Data entries:
-- -- --
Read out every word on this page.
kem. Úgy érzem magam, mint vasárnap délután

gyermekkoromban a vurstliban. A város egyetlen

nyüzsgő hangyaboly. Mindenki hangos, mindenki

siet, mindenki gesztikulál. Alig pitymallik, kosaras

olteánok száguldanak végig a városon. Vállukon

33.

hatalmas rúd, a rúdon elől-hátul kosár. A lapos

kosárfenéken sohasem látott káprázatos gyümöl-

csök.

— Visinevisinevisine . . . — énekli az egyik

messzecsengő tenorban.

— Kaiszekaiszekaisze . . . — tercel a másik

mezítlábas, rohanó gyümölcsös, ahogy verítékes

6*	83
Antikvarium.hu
-- -- --
Go through the records above and retype each one exactly.

Read out every word on this page.
kem. Úgy érzem magam, mint vasárnap délután

gyermekkoromban a vurstliban. A város egyetlen

nyüzsgő hangyaboly. Mindenki hangos, mindenki

siet, mindenki gesztikulál. Alig pitymallik, kosaras

olteánok száguldanak végig a városon. Vállukon

33.

hatalmas rúd, a rúdon elől-hátul kosár. A lapos

kosárfenéken sohasem látott káprázatos gyümöl-

csök.

— Visinevisinevisine . . . — énekli az egyik

messzecsengő tenorban.

— Kaiszekaiszekaisze . . . — tercel a másik

mezítlábas, rohanó gyümölcsös, ahogy verítékes

6*	83
Antikvarium.hu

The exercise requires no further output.